Locate each line in the records containing "gardinerna". Copy it.

EXTRACTED ENTRIES —
◇ ◇ ◇
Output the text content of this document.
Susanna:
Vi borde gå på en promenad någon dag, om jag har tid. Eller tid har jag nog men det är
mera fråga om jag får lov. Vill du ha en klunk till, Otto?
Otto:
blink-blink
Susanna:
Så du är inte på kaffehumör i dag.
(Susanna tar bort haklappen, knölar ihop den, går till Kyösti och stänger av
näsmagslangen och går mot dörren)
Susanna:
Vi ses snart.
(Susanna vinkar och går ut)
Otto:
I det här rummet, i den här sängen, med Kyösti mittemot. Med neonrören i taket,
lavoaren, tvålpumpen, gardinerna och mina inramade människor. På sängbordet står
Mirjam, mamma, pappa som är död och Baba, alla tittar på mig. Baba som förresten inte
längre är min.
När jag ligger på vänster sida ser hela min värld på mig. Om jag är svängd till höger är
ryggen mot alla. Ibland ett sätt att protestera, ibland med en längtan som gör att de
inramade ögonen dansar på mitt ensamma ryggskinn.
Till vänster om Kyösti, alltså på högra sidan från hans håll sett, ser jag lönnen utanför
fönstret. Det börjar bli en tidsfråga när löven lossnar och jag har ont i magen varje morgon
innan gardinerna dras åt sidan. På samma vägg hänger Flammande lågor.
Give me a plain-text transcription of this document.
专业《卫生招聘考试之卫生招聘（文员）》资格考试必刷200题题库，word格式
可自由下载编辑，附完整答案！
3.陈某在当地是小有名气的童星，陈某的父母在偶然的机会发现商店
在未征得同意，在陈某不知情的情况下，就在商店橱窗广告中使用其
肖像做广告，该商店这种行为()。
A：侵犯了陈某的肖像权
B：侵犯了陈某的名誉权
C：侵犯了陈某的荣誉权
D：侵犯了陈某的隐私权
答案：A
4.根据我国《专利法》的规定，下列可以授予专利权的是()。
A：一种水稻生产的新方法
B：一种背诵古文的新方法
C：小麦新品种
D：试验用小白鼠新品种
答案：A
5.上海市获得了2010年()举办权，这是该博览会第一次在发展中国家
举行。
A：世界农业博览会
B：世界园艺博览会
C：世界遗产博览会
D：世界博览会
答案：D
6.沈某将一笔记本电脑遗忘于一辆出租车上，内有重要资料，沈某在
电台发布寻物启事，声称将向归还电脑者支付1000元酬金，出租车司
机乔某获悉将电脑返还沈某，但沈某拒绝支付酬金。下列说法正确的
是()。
◇ ◇ ◇
SOLVED EXERCISE —
lavoaren, tvålpumpen, gardinerna och mina inramade människor. På sängbordet står
innan gardinerna dras åt sidan. På samma vägg hänger Flammande lågor.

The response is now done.